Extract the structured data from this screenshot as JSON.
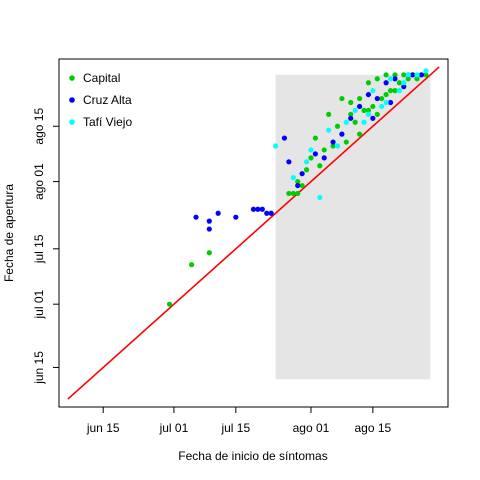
{
  "chart_data": {
    "type": "scatter",
    "xlabel": "Fecha de inicio de síntomas",
    "ylabel": "Fecha de apertura",
    "xlim": [
      "2020-06-05",
      "2020-09-01"
    ],
    "ylim": [
      "2020-06-05",
      "2020-09-01"
    ],
    "x_ticks": [
      {
        "date": "2020-06-15",
        "label": "jun 15"
      },
      {
        "date": "2020-07-01",
        "label": "jul 01"
      },
      {
        "date": "2020-07-15",
        "label": "jul 15"
      },
      {
        "date": "2020-08-01",
        "label": "ago 01"
      },
      {
        "date": "2020-08-15",
        "label": "ago 15"
      }
    ],
    "y_ticks": [
      {
        "date": "2020-06-15",
        "label": "jun 15"
      },
      {
        "date": "2020-07-01",
        "label": "jul 01"
      },
      {
        "date": "2020-07-15",
        "label": "jul 15"
      },
      {
        "date": "2020-08-01",
        "label": "ago 01"
      },
      {
        "date": "2020-08-15",
        "label": "ago 15"
      }
    ],
    "grid": false,
    "legend_position": "top-left",
    "shaded_region": {
      "x_from": "2020-07-24",
      "x_to": "2020-08-28",
      "y_from": "2020-06-12",
      "y_to": "2020-08-28",
      "color": "#e5e5e5"
    },
    "reference_line": {
      "from": "2020-06-07",
      "to": "2020-08-30",
      "color": "#ff0000"
    },
    "series": [
      {
        "name": "Capital",
        "color": "#00cd00",
        "points": [
          [
            "2020-06-30",
            "2020-07-01"
          ],
          [
            "2020-07-05",
            "2020-07-11"
          ],
          [
            "2020-07-09",
            "2020-07-14"
          ],
          [
            "2020-07-27",
            "2020-07-29"
          ],
          [
            "2020-07-28",
            "2020-07-29"
          ],
          [
            "2020-07-29",
            "2020-07-29"
          ],
          [
            "2020-07-29",
            "2020-08-01"
          ],
          [
            "2020-07-30",
            "2020-07-31"
          ],
          [
            "2020-07-31",
            "2020-08-04"
          ],
          [
            "2020-08-01",
            "2020-08-07"
          ],
          [
            "2020-08-02",
            "2020-08-12"
          ],
          [
            "2020-08-03",
            "2020-08-05"
          ],
          [
            "2020-08-04",
            "2020-08-09"
          ],
          [
            "2020-08-05",
            "2020-08-18"
          ],
          [
            "2020-08-06",
            "2020-08-10"
          ],
          [
            "2020-08-07",
            "2020-08-15"
          ],
          [
            "2020-08-08",
            "2020-08-22"
          ],
          [
            "2020-08-09",
            "2020-08-11"
          ],
          [
            "2020-08-10",
            "2020-08-21"
          ],
          [
            "2020-08-11",
            "2020-08-16"
          ],
          [
            "2020-08-12",
            "2020-08-22"
          ],
          [
            "2020-08-13",
            "2020-08-19"
          ],
          [
            "2020-08-14",
            "2020-08-26"
          ],
          [
            "2020-08-15",
            "2020-08-20"
          ],
          [
            "2020-08-16",
            "2020-08-27"
          ],
          [
            "2020-08-17",
            "2020-08-22"
          ],
          [
            "2020-08-18",
            "2020-08-28"
          ],
          [
            "2020-08-19",
            "2020-08-24"
          ],
          [
            "2020-08-20",
            "2020-08-28"
          ],
          [
            "2020-08-21",
            "2020-08-26"
          ],
          [
            "2020-08-22",
            "2020-08-28"
          ],
          [
            "2020-08-23",
            "2020-08-27"
          ],
          [
            "2020-08-24",
            "2020-08-28"
          ],
          [
            "2020-08-25",
            "2020-08-27"
          ],
          [
            "2020-08-26",
            "2020-08-28"
          ],
          [
            "2020-08-27",
            "2020-08-28"
          ],
          [
            "2020-08-10",
            "2020-08-18"
          ],
          [
            "2020-08-12",
            "2020-08-13"
          ],
          [
            "2020-08-14",
            "2020-08-19"
          ],
          [
            "2020-08-16",
            "2020-08-18"
          ],
          [
            "2020-08-18",
            "2020-08-23"
          ],
          [
            "2020-08-20",
            "2020-08-24"
          ]
        ]
      },
      {
        "name": "Cruz Alta",
        "color": "#0000ff",
        "points": [
          [
            "2020-07-06",
            "2020-07-23"
          ],
          [
            "2020-07-09",
            "2020-07-20"
          ],
          [
            "2020-07-09",
            "2020-07-22"
          ],
          [
            "2020-07-11",
            "2020-07-24"
          ],
          [
            "2020-07-15",
            "2020-07-23"
          ],
          [
            "2020-07-19",
            "2020-07-25"
          ],
          [
            "2020-07-20",
            "2020-07-25"
          ],
          [
            "2020-07-21",
            "2020-07-25"
          ],
          [
            "2020-07-22",
            "2020-07-24"
          ],
          [
            "2020-07-23",
            "2020-07-24"
          ],
          [
            "2020-07-26",
            "2020-08-12"
          ],
          [
            "2020-07-27",
            "2020-08-06"
          ],
          [
            "2020-07-29",
            "2020-07-31"
          ],
          [
            "2020-07-30",
            "2020-08-03"
          ],
          [
            "2020-08-02",
            "2020-08-08"
          ],
          [
            "2020-08-04",
            "2020-08-07"
          ],
          [
            "2020-08-06",
            "2020-08-11"
          ],
          [
            "2020-08-08",
            "2020-08-13"
          ],
          [
            "2020-08-10",
            "2020-08-17"
          ],
          [
            "2020-08-12",
            "2020-08-20"
          ],
          [
            "2020-08-14",
            "2020-08-23"
          ],
          [
            "2020-08-16",
            "2020-08-22"
          ],
          [
            "2020-08-18",
            "2020-08-26"
          ],
          [
            "2020-08-20",
            "2020-08-27"
          ],
          [
            "2020-08-22",
            "2020-08-25"
          ],
          [
            "2020-08-24",
            "2020-08-28"
          ],
          [
            "2020-08-26",
            "2020-08-28"
          ],
          [
            "2020-08-15",
            "2020-08-17"
          ],
          [
            "2020-08-19",
            "2020-08-21"
          ],
          [
            "2020-08-23",
            "2020-08-28"
          ]
        ]
      },
      {
        "name": "Tafí Viejo",
        "color": "#00ffff",
        "points": [
          [
            "2020-07-24",
            "2020-08-10"
          ],
          [
            "2020-07-28",
            "2020-08-02"
          ],
          [
            "2020-07-31",
            "2020-08-06"
          ],
          [
            "2020-08-01",
            "2020-08-09"
          ],
          [
            "2020-08-03",
            "2020-07-28"
          ],
          [
            "2020-08-05",
            "2020-08-14"
          ],
          [
            "2020-08-07",
            "2020-08-10"
          ],
          [
            "2020-08-09",
            "2020-08-16"
          ],
          [
            "2020-08-11",
            "2020-08-19"
          ],
          [
            "2020-08-13",
            "2020-08-16"
          ],
          [
            "2020-08-15",
            "2020-08-24"
          ],
          [
            "2020-08-17",
            "2020-08-20"
          ],
          [
            "2020-08-19",
            "2020-08-27"
          ],
          [
            "2020-08-21",
            "2020-08-24"
          ],
          [
            "2020-08-23",
            "2020-08-28"
          ],
          [
            "2020-08-25",
            "2020-08-28"
          ],
          [
            "2020-08-27",
            "2020-08-29"
          ],
          [
            "2020-08-14",
            "2020-08-18"
          ],
          [
            "2020-08-18",
            "2020-08-21"
          ],
          [
            "2020-08-22",
            "2020-08-26"
          ]
        ]
      }
    ]
  }
}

AIM
Write out each line again precisely as it appears, skipping every picture.

ANSWER TO THIS TASK
Extract the structured data from this screenshot as JSON.
{
  "chart_data": {
    "type": "scatter",
    "xlabel": "Fecha de inicio de síntomas",
    "ylabel": "Fecha de apertura",
    "xlim": [
      "2020-06-05",
      "2020-09-01"
    ],
    "ylim": [
      "2020-06-05",
      "2020-09-01"
    ],
    "x_ticks": [
      {
        "date": "2020-06-15",
        "label": "jun 15"
      },
      {
        "date": "2020-07-01",
        "label": "jul 01"
      },
      {
        "date": "2020-07-15",
        "label": "jul 15"
      },
      {
        "date": "2020-08-01",
        "label": "ago 01"
      },
      {
        "date": "2020-08-15",
        "label": "ago 15"
      }
    ],
    "y_ticks": [
      {
        "date": "2020-06-15",
        "label": "jun 15"
      },
      {
        "date": "2020-07-01",
        "label": "jul 01"
      },
      {
        "date": "2020-07-15",
        "label": "jul 15"
      },
      {
        "date": "2020-08-01",
        "label": "ago 01"
      },
      {
        "date": "2020-08-15",
        "label": "ago 15"
      }
    ],
    "grid": false,
    "legend_position": "top-left",
    "shaded_region": {
      "x_from": "2020-07-24",
      "x_to": "2020-08-28",
      "y_from": "2020-06-12",
      "y_to": "2020-08-28",
      "color": "#e5e5e5"
    },
    "reference_line": {
      "from": "2020-06-07",
      "to": "2020-08-30",
      "color": "#ff0000"
    },
    "series": [
      {
        "name": "Capital",
        "color": "#00cd00",
        "points": [
          [
            "2020-06-30",
            "2020-07-01"
          ],
          [
            "2020-07-05",
            "2020-07-11"
          ],
          [
            "2020-07-09",
            "2020-07-14"
          ],
          [
            "2020-07-27",
            "2020-07-29"
          ],
          [
            "2020-07-28",
            "2020-07-29"
          ],
          [
            "2020-07-29",
            "2020-07-29"
          ],
          [
            "2020-07-29",
            "2020-08-01"
          ],
          [
            "2020-07-30",
            "2020-07-31"
          ],
          [
            "2020-07-31",
            "2020-08-04"
          ],
          [
            "2020-08-01",
            "2020-08-07"
          ],
          [
            "2020-08-02",
            "2020-08-12"
          ],
          [
            "2020-08-03",
            "2020-08-05"
          ],
          [
            "2020-08-04",
            "2020-08-09"
          ],
          [
            "2020-08-05",
            "2020-08-18"
          ],
          [
            "2020-08-06",
            "2020-08-10"
          ],
          [
            "2020-08-07",
            "2020-08-15"
          ],
          [
            "2020-08-08",
            "2020-08-22"
          ],
          [
            "2020-08-09",
            "2020-08-11"
          ],
          [
            "2020-08-10",
            "2020-08-21"
          ],
          [
            "2020-08-11",
            "2020-08-16"
          ],
          [
            "2020-08-12",
            "2020-08-22"
          ],
          [
            "2020-08-13",
            "2020-08-19"
          ],
          [
            "2020-08-14",
            "2020-08-26"
          ],
          [
            "2020-08-15",
            "2020-08-20"
          ],
          [
            "2020-08-16",
            "2020-08-27"
          ],
          [
            "2020-08-17",
            "2020-08-22"
          ],
          [
            "2020-08-18",
            "2020-08-28"
          ],
          [
            "2020-08-19",
            "2020-08-24"
          ],
          [
            "2020-08-20",
            "2020-08-28"
          ],
          [
            "2020-08-21",
            "2020-08-26"
          ],
          [
            "2020-08-22",
            "2020-08-28"
          ],
          [
            "2020-08-23",
            "2020-08-27"
          ],
          [
            "2020-08-24",
            "2020-08-28"
          ],
          [
            "2020-08-25",
            "2020-08-27"
          ],
          [
            "2020-08-26",
            "2020-08-28"
          ],
          [
            "2020-08-27",
            "2020-08-28"
          ],
          [
            "2020-08-10",
            "2020-08-18"
          ],
          [
            "2020-08-12",
            "2020-08-13"
          ],
          [
            "2020-08-14",
            "2020-08-19"
          ],
          [
            "2020-08-16",
            "2020-08-18"
          ],
          [
            "2020-08-18",
            "2020-08-23"
          ],
          [
            "2020-08-20",
            "2020-08-24"
          ]
        ]
      },
      {
        "name": "Cruz Alta",
        "color": "#0000ff",
        "points": [
          [
            "2020-07-06",
            "2020-07-23"
          ],
          [
            "2020-07-09",
            "2020-07-20"
          ],
          [
            "2020-07-09",
            "2020-07-22"
          ],
          [
            "2020-07-11",
            "2020-07-24"
          ],
          [
            "2020-07-15",
            "2020-07-23"
          ],
          [
            "2020-07-19",
            "2020-07-25"
          ],
          [
            "2020-07-20",
            "2020-07-25"
          ],
          [
            "2020-07-21",
            "2020-07-25"
          ],
          [
            "2020-07-22",
            "2020-07-24"
          ],
          [
            "2020-07-23",
            "2020-07-24"
          ],
          [
            "2020-07-26",
            "2020-08-12"
          ],
          [
            "2020-07-27",
            "2020-08-06"
          ],
          [
            "2020-07-29",
            "2020-07-31"
          ],
          [
            "2020-07-30",
            "2020-08-03"
          ],
          [
            "2020-08-02",
            "2020-08-08"
          ],
          [
            "2020-08-04",
            "2020-08-07"
          ],
          [
            "2020-08-06",
            "2020-08-11"
          ],
          [
            "2020-08-08",
            "2020-08-13"
          ],
          [
            "2020-08-10",
            "2020-08-17"
          ],
          [
            "2020-08-12",
            "2020-08-20"
          ],
          [
            "2020-08-14",
            "2020-08-23"
          ],
          [
            "2020-08-16",
            "2020-08-22"
          ],
          [
            "2020-08-18",
            "2020-08-26"
          ],
          [
            "2020-08-20",
            "2020-08-27"
          ],
          [
            "2020-08-22",
            "2020-08-25"
          ],
          [
            "2020-08-24",
            "2020-08-28"
          ],
          [
            "2020-08-26",
            "2020-08-28"
          ],
          [
            "2020-08-15",
            "2020-08-17"
          ],
          [
            "2020-08-19",
            "2020-08-21"
          ],
          [
            "2020-08-23",
            "2020-08-28"
          ]
        ]
      },
      {
        "name": "Tafí Viejo",
        "color": "#00ffff",
        "points": [
          [
            "2020-07-24",
            "2020-08-10"
          ],
          [
            "2020-07-28",
            "2020-08-02"
          ],
          [
            "2020-07-31",
            "2020-08-06"
          ],
          [
            "2020-08-01",
            "2020-08-09"
          ],
          [
            "2020-08-03",
            "2020-07-28"
          ],
          [
            "2020-08-05",
            "2020-08-14"
          ],
          [
            "2020-08-07",
            "2020-08-10"
          ],
          [
            "2020-08-09",
            "2020-08-16"
          ],
          [
            "2020-08-11",
            "2020-08-19"
          ],
          [
            "2020-08-13",
            "2020-08-16"
          ],
          [
            "2020-08-15",
            "2020-08-24"
          ],
          [
            "2020-08-17",
            "2020-08-20"
          ],
          [
            "2020-08-19",
            "2020-08-27"
          ],
          [
            "2020-08-21",
            "2020-08-24"
          ],
          [
            "2020-08-23",
            "2020-08-28"
          ],
          [
            "2020-08-25",
            "2020-08-28"
          ],
          [
            "2020-08-27",
            "2020-08-29"
          ],
          [
            "2020-08-14",
            "2020-08-18"
          ],
          [
            "2020-08-18",
            "2020-08-21"
          ],
          [
            "2020-08-22",
            "2020-08-26"
          ]
        ]
      }
    ]
  }
}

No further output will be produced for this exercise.